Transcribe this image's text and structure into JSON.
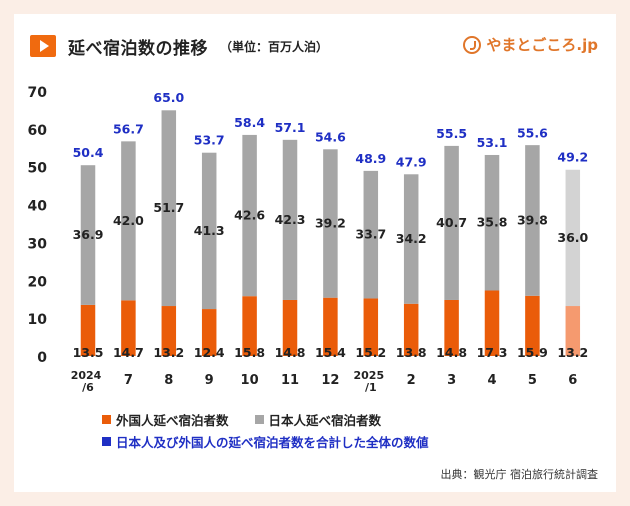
{
  "header": {
    "title": "延べ宿泊数の推移",
    "unit": "（単位：百万人泊）",
    "brand": "やまとごころ.jp"
  },
  "legend": {
    "foreign": "外国人延べ宿泊者数",
    "japanese": "日本人延べ宿泊者数",
    "total_note": "日本人及び外国人の延べ宿泊者数を合計した全体の数値"
  },
  "source": "出典：観光庁 宿泊旅行統計調査",
  "colors": {
    "foreign": "#ea5c09",
    "japanese": "#a6a6a6",
    "foreign_light": "#f59a6f",
    "japanese_light": "#d3d3d3",
    "total_label": "#1f2fc4"
  },
  "chart_data": {
    "type": "bar",
    "stacked": true,
    "categories": [
      "2024\n/6",
      "7",
      "8",
      "9",
      "10",
      "11",
      "12",
      "2025\n/1",
      "2",
      "3",
      "4",
      "5",
      "6"
    ],
    "series": [
      {
        "name": "外国人延べ宿泊者数",
        "values": [
          13.5,
          14.7,
          13.2,
          12.4,
          15.8,
          14.8,
          15.4,
          15.2,
          13.8,
          14.8,
          17.3,
          15.9,
          13.2
        ]
      },
      {
        "name": "日本人延べ宿泊者数",
        "values": [
          36.9,
          42.0,
          51.7,
          41.3,
          42.6,
          42.3,
          39.2,
          33.7,
          34.2,
          40.7,
          35.8,
          39.8,
          36.0
        ]
      }
    ],
    "totals": [
      50.4,
      56.7,
      65.0,
      53.7,
      58.4,
      57.1,
      54.6,
      48.9,
      47.9,
      55.5,
      53.1,
      55.6,
      49.2
    ],
    "preliminary_index": 12,
    "ylim": [
      0,
      70
    ],
    "yticks": [
      0,
      10,
      20,
      30,
      40,
      50,
      60,
      70
    ],
    "grid": false
  }
}
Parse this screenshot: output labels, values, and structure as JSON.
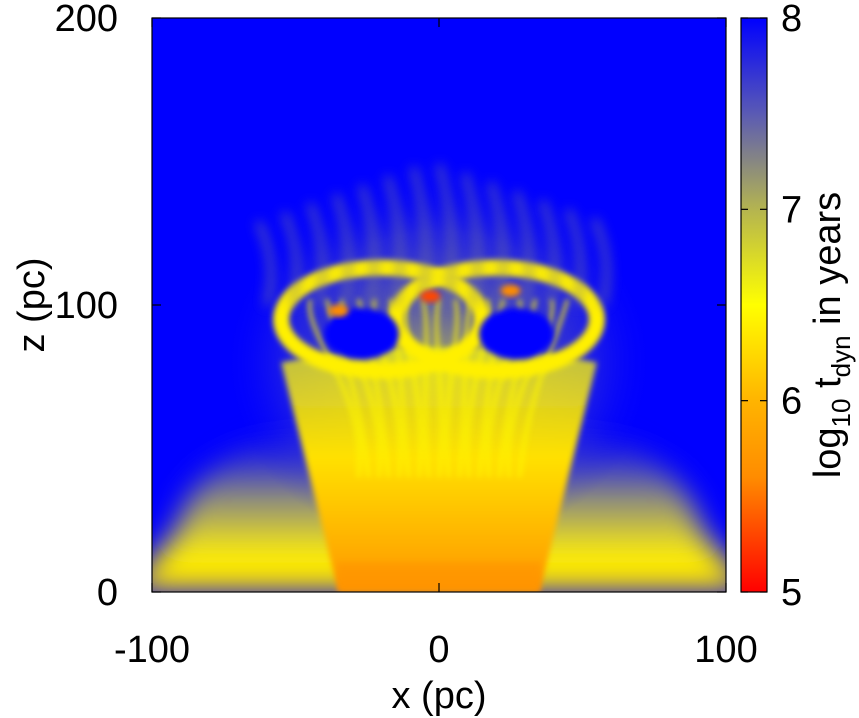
{
  "chart_data": {
    "type": "heatmap",
    "title": "",
    "xlabel": "x (pc)",
    "ylabel": "z (pc)",
    "xlim": [
      -100,
      100
    ],
    "ylim": [
      0,
      200
    ],
    "x_ticks": [
      -100,
      0,
      100
    ],
    "y_ticks": [
      0,
      100,
      200
    ],
    "colorbar": {
      "label_main": "log",
      "label_sub1": "10",
      "label_mid": " t",
      "label_sub2": "dyn",
      "label_tail": " in years",
      "range": [
        5,
        8
      ],
      "ticks": [
        5,
        6,
        7,
        8
      ],
      "colormap": [
        {
          "value": 5.0,
          "color": "#ff0000"
        },
        {
          "value": 5.6,
          "color": "#ff8c00"
        },
        {
          "value": 6.0,
          "color": "#ffb400"
        },
        {
          "value": 6.5,
          "color": "#ffff00"
        },
        {
          "value": 7.0,
          "color": "#b4b450"
        },
        {
          "value": 7.5,
          "color": "#5a5ab4"
        },
        {
          "value": 8.0,
          "color": "#0000ff"
        }
      ]
    },
    "background_value": 8.0,
    "grid": false,
    "features": {
      "base_layer": {
        "x_range": [
          -100,
          100
        ],
        "z_top": 30,
        "base_value": 6.4
      },
      "central_outflow": {
        "x_range_base": [
          -35,
          35
        ],
        "x_range_top": [
          -55,
          55
        ],
        "z_range": [
          0,
          80
        ],
        "value_low": 5.6,
        "value_high": 6.6
      },
      "shell_arcs": [
        {
          "x_center": -20,
          "z_center": 95,
          "x_radius": 35,
          "z_radius": 18,
          "value": 6.4
        },
        {
          "x_center": 20,
          "z_center": 95,
          "x_radius": 35,
          "z_radius": 18,
          "value": 6.4
        }
      ],
      "shell_peaks": [
        {
          "x": -3,
          "z": 103,
          "value": 5.3
        },
        {
          "x": -35,
          "z": 98,
          "value": 5.6
        },
        {
          "x": 25,
          "z": 105,
          "value": 5.6
        }
      ],
      "cavities": [
        {
          "x": -27,
          "z": 90,
          "value": 8.0
        },
        {
          "x": 27,
          "z": 90,
          "value": 8.0
        }
      ],
      "plume_top_z": 150
    }
  }
}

::::::::

[REQUIREMENT] Print the whole listing above once more, word for word, without its pictures.

[FULL ANSWER]
Transcribe this image's text and structure into JSON.
{
  "header": {
    "title": "延べ宿泊数の推移",
    "unit": "（単位：百万人泊）",
    "brand": "やまとごころ.jp"
  },
  "legend": {
    "foreign": "外国人延べ宿泊者数",
    "japanese": "日本人延べ宿泊者数",
    "total_note": "日本人及び外国人の延べ宿泊者数を合計した全体の数値"
  },
  "source": "出典：観光庁 宿泊旅行統計調査",
  "colors": {
    "foreign": "#ea5c09",
    "japanese": "#a6a6a6",
    "foreign_light": "#f59a6f",
    "japanese_light": "#d3d3d3",
    "total_label": "#1f2fc4"
  },
  "chart_data": {
    "type": "bar",
    "stacked": true,
    "categories": [
      "2024\n/6",
      "7",
      "8",
      "9",
      "10",
      "11",
      "12",
      "2025\n/1",
      "2",
      "3",
      "4",
      "5",
      "6"
    ],
    "series": [
      {
        "name": "外国人延べ宿泊者数",
        "values": [
          13.5,
          14.7,
          13.2,
          12.4,
          15.8,
          14.8,
          15.4,
          15.2,
          13.8,
          14.8,
          17.3,
          15.9,
          13.2
        ]
      },
      {
        "name": "日本人延べ宿泊者数",
        "values": [
          36.9,
          42.0,
          51.7,
          41.3,
          42.6,
          42.3,
          39.2,
          33.7,
          34.2,
          40.7,
          35.8,
          39.8,
          36.0
        ]
      }
    ],
    "totals": [
      50.4,
      56.7,
      65.0,
      53.7,
      58.4,
      57.1,
      54.6,
      48.9,
      47.9,
      55.5,
      53.1,
      55.6,
      49.2
    ],
    "preliminary_index": 12,
    "ylim": [
      0,
      70
    ],
    "yticks": [
      0,
      10,
      20,
      30,
      40,
      50,
      60,
      70
    ],
    "grid": false
  }
}
Parse this screenshot: output labels, values, and structure as JSON.
{
  "chart_data": {
    "type": "heatmap",
    "title": "",
    "xlabel": "x (pc)",
    "ylabel": "z (pc)",
    "xlim": [
      -100,
      100
    ],
    "ylim": [
      0,
      200
    ],
    "x_ticks": [
      -100,
      0,
      100
    ],
    "y_ticks": [
      0,
      100,
      200
    ],
    "colorbar": {
      "label_main": "log",
      "label_sub1": "10",
      "label_mid": " t",
      "label_sub2": "dyn",
      "label_tail": " in years",
      "range": [
        5,
        8
      ],
      "ticks": [
        5,
        6,
        7,
        8
      ],
      "colormap": [
        {
          "value": 5.0,
          "color": "#ff0000"
        },
        {
          "value": 5.6,
          "color": "#ff8c00"
        },
        {
          "value": 6.0,
          "color": "#ffb400"
        },
        {
          "value": 6.5,
          "color": "#ffff00"
        },
        {
          "value": 7.0,
          "color": "#b4b450"
        },
        {
          "value": 7.5,
          "color": "#5a5ab4"
        },
        {
          "value": 8.0,
          "color": "#0000ff"
        }
      ]
    },
    "background_value": 8.0,
    "grid": false,
    "features": {
      "base_layer": {
        "x_range": [
          -100,
          100
        ],
        "z_top": 30,
        "base_value": 6.4
      },
      "central_outflow": {
        "x_range_base": [
          -35,
          35
        ],
        "x_range_top": [
          -55,
          55
        ],
        "z_range": [
          0,
          80
        ],
        "value_low": 5.6,
        "value_high": 6.6
      },
      "shell_arcs": [
        {
          "x_center": -20,
          "z_center": 95,
          "x_radius": 35,
          "z_radius": 18,
          "value": 6.4
        },
        {
          "x_center": 20,
          "z_center": 95,
          "x_radius": 35,
          "z_radius": 18,
          "value": 6.4
        }
      ],
      "shell_peaks": [
        {
          "x": -3,
          "z": 103,
          "value": 5.3
        },
        {
          "x": -35,
          "z": 98,
          "value": 5.6
        },
        {
          "x": 25,
          "z": 105,
          "value": 5.6
        }
      ],
      "cavities": [
        {
          "x": -27,
          "z": 90,
          "value": 8.0
        },
        {
          "x": 27,
          "z": 90,
          "value": 8.0
        }
      ],
      "plume_top_z": 150
    }
  }
}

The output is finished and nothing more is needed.